Records contained in a dataset

# # # # #

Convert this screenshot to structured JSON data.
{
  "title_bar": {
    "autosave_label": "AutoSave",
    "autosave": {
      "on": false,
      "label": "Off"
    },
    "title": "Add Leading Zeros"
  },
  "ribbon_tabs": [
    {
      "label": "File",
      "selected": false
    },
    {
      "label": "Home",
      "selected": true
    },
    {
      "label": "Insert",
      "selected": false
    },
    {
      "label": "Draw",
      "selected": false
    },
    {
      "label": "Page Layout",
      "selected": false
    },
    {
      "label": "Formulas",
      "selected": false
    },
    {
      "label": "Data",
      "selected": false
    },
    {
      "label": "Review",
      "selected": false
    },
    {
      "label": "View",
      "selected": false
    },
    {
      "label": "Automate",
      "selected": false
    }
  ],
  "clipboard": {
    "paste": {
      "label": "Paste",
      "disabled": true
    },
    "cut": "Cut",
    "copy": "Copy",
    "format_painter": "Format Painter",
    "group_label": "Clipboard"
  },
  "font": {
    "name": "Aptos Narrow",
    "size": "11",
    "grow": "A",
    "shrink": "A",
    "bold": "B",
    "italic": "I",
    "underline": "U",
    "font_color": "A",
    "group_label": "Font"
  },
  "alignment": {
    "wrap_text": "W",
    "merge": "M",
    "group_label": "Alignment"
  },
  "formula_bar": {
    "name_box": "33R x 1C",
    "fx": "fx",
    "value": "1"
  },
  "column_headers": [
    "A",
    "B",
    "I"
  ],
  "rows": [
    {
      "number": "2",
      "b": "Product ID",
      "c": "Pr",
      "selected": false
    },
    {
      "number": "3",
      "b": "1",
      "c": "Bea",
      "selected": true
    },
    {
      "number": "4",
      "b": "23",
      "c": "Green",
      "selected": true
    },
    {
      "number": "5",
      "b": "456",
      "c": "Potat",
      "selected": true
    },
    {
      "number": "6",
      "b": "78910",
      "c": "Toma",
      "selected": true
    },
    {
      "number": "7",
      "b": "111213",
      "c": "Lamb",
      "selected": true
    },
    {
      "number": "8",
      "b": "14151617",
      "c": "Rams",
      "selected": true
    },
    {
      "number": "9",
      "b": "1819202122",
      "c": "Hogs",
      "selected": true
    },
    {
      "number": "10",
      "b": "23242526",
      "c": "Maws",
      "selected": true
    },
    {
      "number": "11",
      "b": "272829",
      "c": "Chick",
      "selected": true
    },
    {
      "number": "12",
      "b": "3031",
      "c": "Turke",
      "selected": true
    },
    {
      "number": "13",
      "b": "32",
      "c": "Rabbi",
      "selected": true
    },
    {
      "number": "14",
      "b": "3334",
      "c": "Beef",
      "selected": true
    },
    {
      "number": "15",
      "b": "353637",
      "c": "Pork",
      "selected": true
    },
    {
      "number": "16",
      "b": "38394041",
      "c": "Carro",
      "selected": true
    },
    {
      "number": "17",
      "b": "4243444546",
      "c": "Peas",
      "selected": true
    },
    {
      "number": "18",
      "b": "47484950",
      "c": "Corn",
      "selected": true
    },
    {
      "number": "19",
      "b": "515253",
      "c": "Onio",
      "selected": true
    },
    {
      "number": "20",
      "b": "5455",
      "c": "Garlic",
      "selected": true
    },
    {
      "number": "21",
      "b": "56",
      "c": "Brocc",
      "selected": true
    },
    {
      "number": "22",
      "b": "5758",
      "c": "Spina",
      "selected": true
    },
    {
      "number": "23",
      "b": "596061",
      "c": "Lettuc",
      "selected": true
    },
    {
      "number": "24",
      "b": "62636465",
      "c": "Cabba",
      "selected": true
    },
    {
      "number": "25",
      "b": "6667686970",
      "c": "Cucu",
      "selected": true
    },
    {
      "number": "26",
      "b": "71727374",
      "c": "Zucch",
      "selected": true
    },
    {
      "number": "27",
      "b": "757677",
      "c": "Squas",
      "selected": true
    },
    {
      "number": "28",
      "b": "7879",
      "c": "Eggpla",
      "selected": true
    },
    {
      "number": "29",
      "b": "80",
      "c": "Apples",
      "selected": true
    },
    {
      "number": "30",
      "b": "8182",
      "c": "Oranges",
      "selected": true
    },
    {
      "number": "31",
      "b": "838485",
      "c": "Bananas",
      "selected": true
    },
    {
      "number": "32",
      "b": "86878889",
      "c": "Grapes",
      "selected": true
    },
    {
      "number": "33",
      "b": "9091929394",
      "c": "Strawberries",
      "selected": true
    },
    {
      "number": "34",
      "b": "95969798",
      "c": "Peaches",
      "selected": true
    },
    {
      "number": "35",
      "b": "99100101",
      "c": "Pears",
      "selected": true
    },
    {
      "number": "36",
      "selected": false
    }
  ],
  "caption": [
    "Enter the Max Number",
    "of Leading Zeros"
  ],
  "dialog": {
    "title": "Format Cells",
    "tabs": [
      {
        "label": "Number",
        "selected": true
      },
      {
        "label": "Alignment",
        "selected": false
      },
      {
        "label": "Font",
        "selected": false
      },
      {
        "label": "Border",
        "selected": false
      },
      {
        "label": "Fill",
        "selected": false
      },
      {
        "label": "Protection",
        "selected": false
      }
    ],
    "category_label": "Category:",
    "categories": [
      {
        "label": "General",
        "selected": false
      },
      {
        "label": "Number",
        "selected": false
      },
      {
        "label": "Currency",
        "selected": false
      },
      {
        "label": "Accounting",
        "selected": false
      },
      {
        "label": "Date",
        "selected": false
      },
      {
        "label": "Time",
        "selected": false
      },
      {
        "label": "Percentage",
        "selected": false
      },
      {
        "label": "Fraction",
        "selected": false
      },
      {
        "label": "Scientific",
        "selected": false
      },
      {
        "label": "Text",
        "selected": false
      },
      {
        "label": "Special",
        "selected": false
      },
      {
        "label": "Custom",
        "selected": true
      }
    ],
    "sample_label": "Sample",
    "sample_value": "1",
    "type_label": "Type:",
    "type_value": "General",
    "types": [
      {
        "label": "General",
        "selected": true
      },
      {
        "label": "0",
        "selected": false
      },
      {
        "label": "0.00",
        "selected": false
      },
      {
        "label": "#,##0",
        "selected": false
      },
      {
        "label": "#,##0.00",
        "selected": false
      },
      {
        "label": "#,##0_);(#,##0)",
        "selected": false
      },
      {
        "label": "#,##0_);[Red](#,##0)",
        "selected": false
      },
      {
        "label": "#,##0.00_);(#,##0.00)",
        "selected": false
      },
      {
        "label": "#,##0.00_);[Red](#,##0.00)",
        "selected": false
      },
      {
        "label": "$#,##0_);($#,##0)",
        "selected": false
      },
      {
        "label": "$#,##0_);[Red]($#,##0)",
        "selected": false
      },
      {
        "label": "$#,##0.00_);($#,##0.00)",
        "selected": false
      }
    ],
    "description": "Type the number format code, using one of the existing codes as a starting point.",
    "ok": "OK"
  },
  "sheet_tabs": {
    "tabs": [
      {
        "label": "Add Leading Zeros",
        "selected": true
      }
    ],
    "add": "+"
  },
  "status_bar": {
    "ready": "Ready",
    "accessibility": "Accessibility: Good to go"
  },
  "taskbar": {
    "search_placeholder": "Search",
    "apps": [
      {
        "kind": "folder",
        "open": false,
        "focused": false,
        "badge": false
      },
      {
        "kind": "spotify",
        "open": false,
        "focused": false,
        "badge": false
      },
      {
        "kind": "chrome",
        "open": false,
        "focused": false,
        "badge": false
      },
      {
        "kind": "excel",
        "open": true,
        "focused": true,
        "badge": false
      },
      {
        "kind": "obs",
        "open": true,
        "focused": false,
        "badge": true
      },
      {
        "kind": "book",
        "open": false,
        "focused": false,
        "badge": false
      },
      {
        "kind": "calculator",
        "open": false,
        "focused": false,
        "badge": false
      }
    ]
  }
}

# # # # #

Required work:
In the records above, find each line with the string "Leading" and list it.

Exercise result:
    "title": "Add Leading Zeros"
    "of Leading Zeros"
        "label": "Add Leading Zeros",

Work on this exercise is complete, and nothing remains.